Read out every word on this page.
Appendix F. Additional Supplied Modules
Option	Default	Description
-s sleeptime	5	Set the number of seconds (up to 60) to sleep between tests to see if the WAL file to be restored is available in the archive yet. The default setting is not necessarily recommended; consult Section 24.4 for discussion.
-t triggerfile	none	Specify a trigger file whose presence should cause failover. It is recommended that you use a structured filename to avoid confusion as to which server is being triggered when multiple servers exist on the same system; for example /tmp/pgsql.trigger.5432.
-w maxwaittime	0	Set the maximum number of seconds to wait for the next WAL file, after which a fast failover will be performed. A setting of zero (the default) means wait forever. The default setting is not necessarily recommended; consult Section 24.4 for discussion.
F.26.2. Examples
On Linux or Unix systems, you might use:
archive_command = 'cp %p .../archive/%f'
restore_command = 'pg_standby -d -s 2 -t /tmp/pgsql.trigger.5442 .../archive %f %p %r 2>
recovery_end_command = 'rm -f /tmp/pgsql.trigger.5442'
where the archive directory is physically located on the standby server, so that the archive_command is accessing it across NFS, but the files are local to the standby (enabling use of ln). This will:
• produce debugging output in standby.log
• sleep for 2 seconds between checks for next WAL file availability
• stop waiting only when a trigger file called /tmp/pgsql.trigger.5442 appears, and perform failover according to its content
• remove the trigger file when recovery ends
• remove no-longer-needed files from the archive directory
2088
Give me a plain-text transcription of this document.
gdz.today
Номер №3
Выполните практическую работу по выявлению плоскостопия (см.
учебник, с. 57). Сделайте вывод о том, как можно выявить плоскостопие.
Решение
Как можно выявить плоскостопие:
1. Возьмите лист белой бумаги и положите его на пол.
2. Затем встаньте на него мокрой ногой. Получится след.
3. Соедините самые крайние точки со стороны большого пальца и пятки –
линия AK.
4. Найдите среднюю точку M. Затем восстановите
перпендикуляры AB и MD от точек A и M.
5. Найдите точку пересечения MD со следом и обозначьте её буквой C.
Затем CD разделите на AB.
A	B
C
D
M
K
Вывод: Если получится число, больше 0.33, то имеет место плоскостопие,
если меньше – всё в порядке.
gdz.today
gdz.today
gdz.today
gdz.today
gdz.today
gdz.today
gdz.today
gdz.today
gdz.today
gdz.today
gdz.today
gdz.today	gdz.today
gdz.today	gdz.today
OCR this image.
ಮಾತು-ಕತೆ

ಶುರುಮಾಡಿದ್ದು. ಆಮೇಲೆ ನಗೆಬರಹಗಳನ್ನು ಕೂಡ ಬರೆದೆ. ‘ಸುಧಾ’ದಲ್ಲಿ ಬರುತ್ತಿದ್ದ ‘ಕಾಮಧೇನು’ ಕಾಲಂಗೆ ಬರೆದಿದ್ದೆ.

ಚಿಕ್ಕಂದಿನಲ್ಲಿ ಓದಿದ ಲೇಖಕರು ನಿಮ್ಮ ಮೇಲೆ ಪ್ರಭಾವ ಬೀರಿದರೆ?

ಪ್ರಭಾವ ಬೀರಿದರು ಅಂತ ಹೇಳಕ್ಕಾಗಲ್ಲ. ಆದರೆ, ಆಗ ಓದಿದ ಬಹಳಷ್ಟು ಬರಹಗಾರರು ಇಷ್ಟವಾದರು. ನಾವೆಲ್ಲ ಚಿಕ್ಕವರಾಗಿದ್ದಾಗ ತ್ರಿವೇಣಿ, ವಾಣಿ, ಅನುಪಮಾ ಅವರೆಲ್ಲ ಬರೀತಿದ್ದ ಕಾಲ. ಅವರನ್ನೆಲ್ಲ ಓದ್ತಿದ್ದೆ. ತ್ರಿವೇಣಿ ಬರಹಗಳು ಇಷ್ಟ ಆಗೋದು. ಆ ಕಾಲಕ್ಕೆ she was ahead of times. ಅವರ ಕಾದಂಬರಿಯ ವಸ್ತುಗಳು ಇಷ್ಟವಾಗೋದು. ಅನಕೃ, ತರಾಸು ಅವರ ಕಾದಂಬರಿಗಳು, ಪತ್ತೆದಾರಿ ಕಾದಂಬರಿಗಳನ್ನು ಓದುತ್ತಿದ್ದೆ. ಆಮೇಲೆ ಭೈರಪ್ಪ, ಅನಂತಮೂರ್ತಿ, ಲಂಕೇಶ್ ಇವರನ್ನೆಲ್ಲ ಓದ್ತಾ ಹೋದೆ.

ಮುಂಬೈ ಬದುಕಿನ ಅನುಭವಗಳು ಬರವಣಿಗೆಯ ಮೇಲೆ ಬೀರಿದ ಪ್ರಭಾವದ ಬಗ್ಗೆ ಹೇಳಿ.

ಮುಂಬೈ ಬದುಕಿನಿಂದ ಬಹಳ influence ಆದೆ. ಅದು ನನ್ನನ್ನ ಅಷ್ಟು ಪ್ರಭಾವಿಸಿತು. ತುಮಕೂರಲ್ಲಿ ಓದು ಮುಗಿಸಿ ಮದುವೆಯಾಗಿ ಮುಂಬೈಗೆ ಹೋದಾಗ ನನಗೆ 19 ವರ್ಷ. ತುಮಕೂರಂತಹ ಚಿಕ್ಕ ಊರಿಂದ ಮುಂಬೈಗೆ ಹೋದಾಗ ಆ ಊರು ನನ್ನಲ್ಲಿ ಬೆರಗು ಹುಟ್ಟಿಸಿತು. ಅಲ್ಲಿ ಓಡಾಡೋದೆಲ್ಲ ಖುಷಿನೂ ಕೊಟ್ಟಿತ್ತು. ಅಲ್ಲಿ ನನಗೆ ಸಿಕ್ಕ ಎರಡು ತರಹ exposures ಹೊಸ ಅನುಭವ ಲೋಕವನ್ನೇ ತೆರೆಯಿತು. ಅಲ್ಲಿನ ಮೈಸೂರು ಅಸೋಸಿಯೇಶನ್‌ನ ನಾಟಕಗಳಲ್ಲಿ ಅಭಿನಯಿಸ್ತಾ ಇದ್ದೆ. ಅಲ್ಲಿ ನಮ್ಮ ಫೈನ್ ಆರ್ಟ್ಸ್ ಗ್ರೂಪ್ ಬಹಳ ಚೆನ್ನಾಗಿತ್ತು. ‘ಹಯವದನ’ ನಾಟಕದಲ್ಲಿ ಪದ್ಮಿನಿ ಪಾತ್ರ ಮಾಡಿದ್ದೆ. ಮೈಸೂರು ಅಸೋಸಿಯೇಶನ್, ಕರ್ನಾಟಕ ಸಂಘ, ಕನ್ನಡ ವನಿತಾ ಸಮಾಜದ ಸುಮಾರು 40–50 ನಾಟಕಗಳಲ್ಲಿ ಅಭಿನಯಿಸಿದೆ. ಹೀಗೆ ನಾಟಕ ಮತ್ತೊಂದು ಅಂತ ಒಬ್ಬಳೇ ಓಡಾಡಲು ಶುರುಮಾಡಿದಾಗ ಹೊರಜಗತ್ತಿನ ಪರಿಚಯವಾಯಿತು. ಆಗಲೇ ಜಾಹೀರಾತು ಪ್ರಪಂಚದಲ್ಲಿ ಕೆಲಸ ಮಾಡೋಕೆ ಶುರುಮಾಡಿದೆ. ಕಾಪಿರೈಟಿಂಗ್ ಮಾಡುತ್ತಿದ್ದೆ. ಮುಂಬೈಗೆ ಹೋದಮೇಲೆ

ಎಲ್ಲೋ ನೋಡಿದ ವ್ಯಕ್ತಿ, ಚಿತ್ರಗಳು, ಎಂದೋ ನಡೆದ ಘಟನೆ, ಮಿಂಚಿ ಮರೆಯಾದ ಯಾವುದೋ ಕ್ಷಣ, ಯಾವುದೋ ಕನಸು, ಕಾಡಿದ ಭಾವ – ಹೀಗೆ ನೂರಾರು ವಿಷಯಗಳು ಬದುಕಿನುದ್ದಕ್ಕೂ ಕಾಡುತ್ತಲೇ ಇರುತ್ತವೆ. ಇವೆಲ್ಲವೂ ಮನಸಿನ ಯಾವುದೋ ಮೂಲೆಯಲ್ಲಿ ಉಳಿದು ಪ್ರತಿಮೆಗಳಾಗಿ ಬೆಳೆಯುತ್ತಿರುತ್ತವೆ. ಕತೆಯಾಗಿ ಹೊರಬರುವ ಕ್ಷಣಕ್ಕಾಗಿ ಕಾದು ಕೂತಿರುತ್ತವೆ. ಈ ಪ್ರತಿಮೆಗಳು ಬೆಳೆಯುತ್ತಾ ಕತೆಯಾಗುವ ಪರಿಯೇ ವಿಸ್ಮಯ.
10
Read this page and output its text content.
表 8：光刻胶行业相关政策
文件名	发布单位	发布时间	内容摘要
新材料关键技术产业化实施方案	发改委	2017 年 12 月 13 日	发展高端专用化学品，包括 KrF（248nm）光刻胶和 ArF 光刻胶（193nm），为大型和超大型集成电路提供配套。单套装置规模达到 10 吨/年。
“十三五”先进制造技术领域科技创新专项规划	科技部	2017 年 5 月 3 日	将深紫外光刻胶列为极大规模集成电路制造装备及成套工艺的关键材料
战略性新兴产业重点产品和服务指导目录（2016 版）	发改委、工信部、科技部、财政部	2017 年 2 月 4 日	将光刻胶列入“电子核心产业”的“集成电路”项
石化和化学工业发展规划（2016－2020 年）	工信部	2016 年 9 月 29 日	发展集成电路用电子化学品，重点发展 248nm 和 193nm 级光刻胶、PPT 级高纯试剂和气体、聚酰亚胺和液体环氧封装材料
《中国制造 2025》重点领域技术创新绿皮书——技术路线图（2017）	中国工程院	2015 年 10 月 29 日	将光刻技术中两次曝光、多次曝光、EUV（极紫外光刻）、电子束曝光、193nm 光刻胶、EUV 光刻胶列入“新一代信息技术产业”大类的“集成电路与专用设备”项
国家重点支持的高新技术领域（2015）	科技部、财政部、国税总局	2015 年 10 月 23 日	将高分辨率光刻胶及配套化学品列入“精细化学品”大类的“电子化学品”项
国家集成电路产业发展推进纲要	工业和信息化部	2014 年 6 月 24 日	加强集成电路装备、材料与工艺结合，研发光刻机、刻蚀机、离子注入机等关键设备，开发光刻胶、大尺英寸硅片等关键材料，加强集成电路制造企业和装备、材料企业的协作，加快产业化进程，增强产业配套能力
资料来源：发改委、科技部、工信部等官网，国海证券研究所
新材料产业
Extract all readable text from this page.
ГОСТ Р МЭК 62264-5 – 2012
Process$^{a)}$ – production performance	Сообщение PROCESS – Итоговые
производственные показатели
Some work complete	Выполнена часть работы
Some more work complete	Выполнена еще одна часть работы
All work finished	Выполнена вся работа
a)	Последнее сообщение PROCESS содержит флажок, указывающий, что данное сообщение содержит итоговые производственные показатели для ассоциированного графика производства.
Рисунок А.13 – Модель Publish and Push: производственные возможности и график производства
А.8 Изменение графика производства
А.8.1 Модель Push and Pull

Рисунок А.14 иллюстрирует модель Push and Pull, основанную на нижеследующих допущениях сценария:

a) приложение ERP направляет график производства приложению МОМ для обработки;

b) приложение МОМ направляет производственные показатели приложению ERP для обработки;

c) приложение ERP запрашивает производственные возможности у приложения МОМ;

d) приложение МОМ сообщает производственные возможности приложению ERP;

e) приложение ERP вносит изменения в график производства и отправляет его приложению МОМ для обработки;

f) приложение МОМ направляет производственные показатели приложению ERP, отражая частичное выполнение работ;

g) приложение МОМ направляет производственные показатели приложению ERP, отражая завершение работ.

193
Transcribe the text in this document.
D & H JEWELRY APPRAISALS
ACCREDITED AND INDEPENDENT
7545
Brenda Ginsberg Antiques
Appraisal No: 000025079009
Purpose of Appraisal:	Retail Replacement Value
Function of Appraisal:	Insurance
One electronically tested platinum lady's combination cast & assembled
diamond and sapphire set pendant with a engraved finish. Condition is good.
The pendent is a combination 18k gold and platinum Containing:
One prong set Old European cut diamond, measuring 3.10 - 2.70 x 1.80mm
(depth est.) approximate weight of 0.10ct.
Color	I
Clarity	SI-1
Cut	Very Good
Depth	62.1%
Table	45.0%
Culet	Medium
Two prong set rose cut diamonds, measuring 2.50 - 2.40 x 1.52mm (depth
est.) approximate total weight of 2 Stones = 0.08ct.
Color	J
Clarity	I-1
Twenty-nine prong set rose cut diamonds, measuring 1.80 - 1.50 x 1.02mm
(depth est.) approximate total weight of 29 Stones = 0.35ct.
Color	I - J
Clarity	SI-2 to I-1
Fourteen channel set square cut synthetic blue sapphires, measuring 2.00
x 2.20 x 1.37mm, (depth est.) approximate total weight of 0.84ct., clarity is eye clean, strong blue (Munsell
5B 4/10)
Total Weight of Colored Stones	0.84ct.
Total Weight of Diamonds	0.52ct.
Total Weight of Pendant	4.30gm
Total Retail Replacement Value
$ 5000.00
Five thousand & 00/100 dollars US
════════════════════
Short problem »
Give only a number: how many lines of the data hold the string "направляет"?

Answer to the problem »
4